*Short exercise*
Omit every picture and output the rest of the records exactly as they are.

*Provided data*
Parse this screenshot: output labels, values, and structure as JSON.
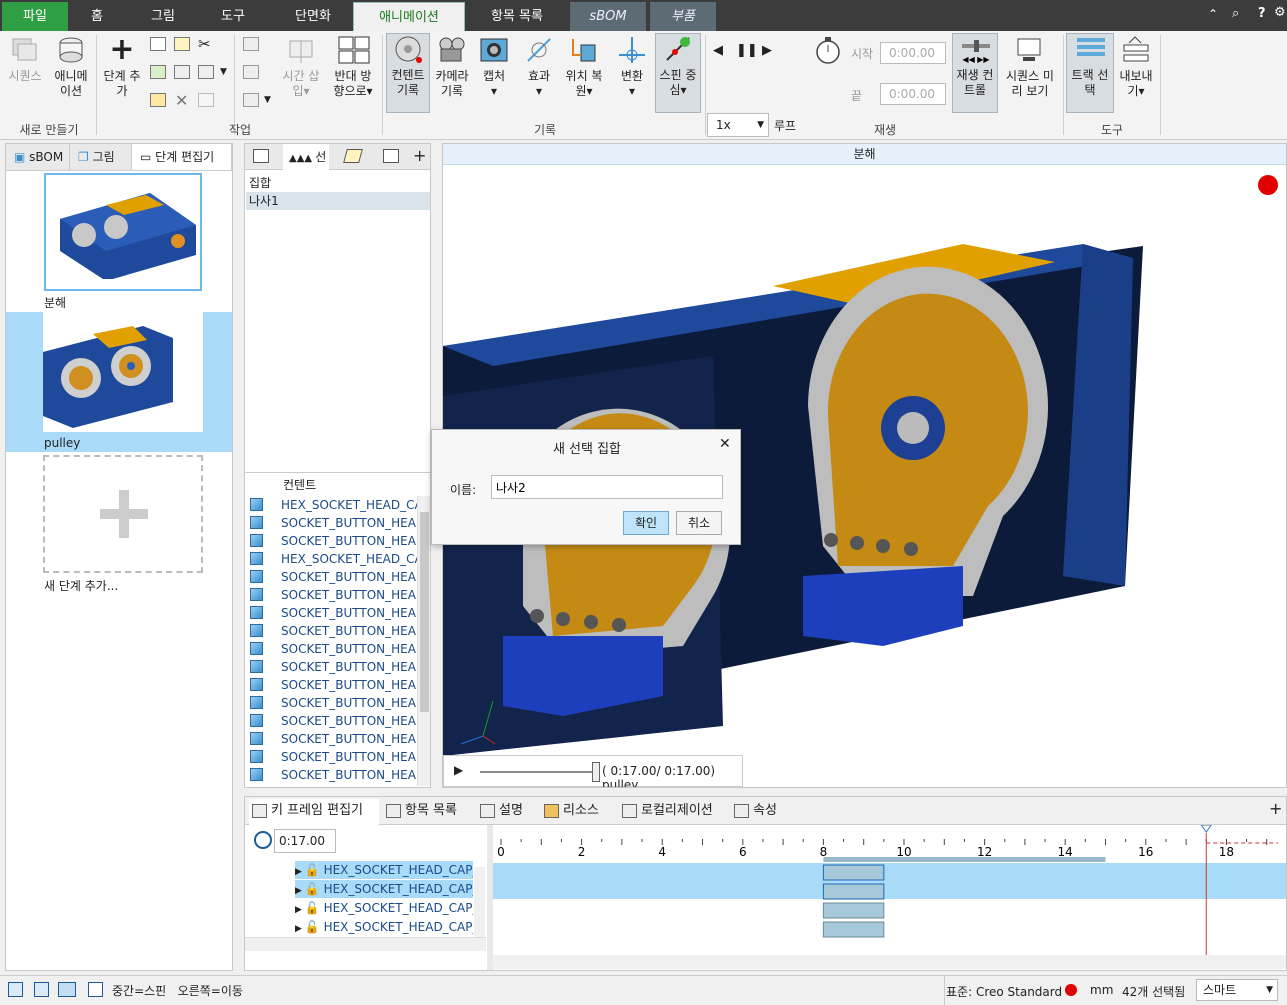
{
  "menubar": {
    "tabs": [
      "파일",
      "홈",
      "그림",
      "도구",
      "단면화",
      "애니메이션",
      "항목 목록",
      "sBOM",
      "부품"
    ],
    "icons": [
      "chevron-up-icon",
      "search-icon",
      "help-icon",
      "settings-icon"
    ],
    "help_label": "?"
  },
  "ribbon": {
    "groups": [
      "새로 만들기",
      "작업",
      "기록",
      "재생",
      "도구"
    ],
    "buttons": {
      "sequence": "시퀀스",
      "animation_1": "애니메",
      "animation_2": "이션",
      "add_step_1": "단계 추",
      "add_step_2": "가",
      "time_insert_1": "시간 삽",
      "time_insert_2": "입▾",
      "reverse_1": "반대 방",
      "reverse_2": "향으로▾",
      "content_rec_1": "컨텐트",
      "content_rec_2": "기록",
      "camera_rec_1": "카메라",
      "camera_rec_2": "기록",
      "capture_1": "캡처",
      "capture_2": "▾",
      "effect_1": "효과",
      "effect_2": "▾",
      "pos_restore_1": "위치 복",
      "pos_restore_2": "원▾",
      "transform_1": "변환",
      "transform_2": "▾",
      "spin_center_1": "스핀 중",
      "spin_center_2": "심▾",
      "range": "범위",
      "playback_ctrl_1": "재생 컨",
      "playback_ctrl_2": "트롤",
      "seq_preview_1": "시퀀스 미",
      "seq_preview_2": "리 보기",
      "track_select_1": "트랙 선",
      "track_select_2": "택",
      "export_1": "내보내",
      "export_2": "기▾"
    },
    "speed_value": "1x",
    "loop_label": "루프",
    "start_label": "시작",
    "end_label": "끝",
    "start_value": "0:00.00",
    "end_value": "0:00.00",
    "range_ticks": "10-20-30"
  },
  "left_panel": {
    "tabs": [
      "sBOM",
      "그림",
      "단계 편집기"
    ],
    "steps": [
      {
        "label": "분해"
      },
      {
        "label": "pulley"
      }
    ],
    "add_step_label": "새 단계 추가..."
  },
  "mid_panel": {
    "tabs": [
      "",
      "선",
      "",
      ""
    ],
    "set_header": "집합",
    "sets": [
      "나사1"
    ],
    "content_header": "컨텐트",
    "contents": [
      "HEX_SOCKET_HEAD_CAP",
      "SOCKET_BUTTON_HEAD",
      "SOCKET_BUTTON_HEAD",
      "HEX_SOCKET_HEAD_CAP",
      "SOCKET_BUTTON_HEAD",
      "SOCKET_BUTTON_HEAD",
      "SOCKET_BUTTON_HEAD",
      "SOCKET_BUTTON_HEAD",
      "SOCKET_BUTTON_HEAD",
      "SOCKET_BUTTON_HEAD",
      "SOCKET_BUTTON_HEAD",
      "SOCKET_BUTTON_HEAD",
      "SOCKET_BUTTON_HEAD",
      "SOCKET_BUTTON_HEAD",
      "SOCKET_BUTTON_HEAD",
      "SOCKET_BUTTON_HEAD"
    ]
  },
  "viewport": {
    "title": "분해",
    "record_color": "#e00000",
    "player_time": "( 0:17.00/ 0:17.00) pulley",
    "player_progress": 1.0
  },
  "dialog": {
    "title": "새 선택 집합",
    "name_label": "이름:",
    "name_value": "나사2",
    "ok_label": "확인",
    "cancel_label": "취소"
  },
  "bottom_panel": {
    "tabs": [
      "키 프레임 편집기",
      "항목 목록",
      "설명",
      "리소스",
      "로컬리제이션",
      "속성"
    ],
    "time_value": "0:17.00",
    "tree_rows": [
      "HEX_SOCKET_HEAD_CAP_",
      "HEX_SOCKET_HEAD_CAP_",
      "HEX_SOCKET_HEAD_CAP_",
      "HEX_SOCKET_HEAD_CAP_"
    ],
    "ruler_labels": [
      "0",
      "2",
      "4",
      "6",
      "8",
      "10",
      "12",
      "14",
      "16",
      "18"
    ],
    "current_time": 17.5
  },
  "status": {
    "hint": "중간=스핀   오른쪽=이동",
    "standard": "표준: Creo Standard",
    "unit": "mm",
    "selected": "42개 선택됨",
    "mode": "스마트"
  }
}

*Answer to the problem*
Parse this screenshot: output labels, values, and structure as JSON.
{
  "menubar": {
    "tabs": [
      "파일",
      "홈",
      "그림",
      "도구",
      "단면화",
      "애니메이션",
      "항목 목록",
      "sBOM",
      "부품"
    ],
    "icons": [
      "chevron-up-icon",
      "search-icon",
      "help-icon",
      "settings-icon"
    ],
    "help_label": "?"
  },
  "ribbon": {
    "groups": [
      "새로 만들기",
      "작업",
      "기록",
      "재생",
      "도구"
    ],
    "buttons": {
      "sequence": "시퀀스",
      "animation_1": "애니메",
      "animation_2": "이션",
      "add_step_1": "단계 추",
      "add_step_2": "가",
      "time_insert_1": "시간 삽",
      "time_insert_2": "입▾",
      "reverse_1": "반대 방",
      "reverse_2": "향으로▾",
      "content_rec_1": "컨텐트",
      "content_rec_2": "기록",
      "camera_rec_1": "카메라",
      "camera_rec_2": "기록",
      "capture_1": "캡처",
      "capture_2": "▾",
      "effect_1": "효과",
      "effect_2": "▾",
      "pos_restore_1": "위치 복",
      "pos_restore_2": "원▾",
      "transform_1": "변환",
      "transform_2": "▾",
      "spin_center_1": "스핀 중",
      "spin_center_2": "심▾",
      "range": "범위",
      "playback_ctrl_1": "재생 컨",
      "playback_ctrl_2": "트롤",
      "seq_preview_1": "시퀀스 미",
      "seq_preview_2": "리 보기",
      "track_select_1": "트랙 선",
      "track_select_2": "택",
      "export_1": "내보내",
      "export_2": "기▾"
    },
    "speed_value": "1x",
    "loop_label": "루프",
    "start_label": "시작",
    "end_label": "끝",
    "start_value": "0:00.00",
    "end_value": "0:00.00",
    "range_ticks": "10-20-30"
  },
  "left_panel": {
    "tabs": [
      "sBOM",
      "그림",
      "단계 편집기"
    ],
    "steps": [
      {
        "label": "분해"
      },
      {
        "label": "pulley"
      }
    ],
    "add_step_label": "새 단계 추가..."
  },
  "mid_panel": {
    "tabs": [
      "",
      "선",
      "",
      ""
    ],
    "set_header": "집합",
    "sets": [
      "나사1"
    ],
    "content_header": "컨텐트",
    "contents": [
      "HEX_SOCKET_HEAD_CAP",
      "SOCKET_BUTTON_HEAD",
      "SOCKET_BUTTON_HEAD",
      "HEX_SOCKET_HEAD_CAP",
      "SOCKET_BUTTON_HEAD",
      "SOCKET_BUTTON_HEAD",
      "SOCKET_BUTTON_HEAD",
      "SOCKET_BUTTON_HEAD",
      "SOCKET_BUTTON_HEAD",
      "SOCKET_BUTTON_HEAD",
      "SOCKET_BUTTON_HEAD",
      "SOCKET_BUTTON_HEAD",
      "SOCKET_BUTTON_HEAD",
      "SOCKET_BUTTON_HEAD",
      "SOCKET_BUTTON_HEAD",
      "SOCKET_BUTTON_HEAD"
    ]
  },
  "viewport": {
    "title": "분해",
    "record_color": "#e00000",
    "player_time": "( 0:17.00/ 0:17.00) pulley",
    "player_progress": 1.0
  },
  "dialog": {
    "title": "새 선택 집합",
    "name_label": "이름:",
    "name_value": "나사2",
    "ok_label": "확인",
    "cancel_label": "취소"
  },
  "bottom_panel": {
    "tabs": [
      "키 프레임 편집기",
      "항목 목록",
      "설명",
      "리소스",
      "로컬리제이션",
      "속성"
    ],
    "time_value": "0:17.00",
    "tree_rows": [
      "HEX_SOCKET_HEAD_CAP_",
      "HEX_SOCKET_HEAD_CAP_",
      "HEX_SOCKET_HEAD_CAP_",
      "HEX_SOCKET_HEAD_CAP_"
    ],
    "ruler_labels": [
      "0",
      "2",
      "4",
      "6",
      "8",
      "10",
      "12",
      "14",
      "16",
      "18"
    ],
    "current_time": 17.5
  },
  "status": {
    "hint": "중간=스핀   오른쪽=이동",
    "standard": "표준: Creo Standard",
    "unit": "mm",
    "selected": "42개 선택됨",
    "mode": "스마트"
  }
}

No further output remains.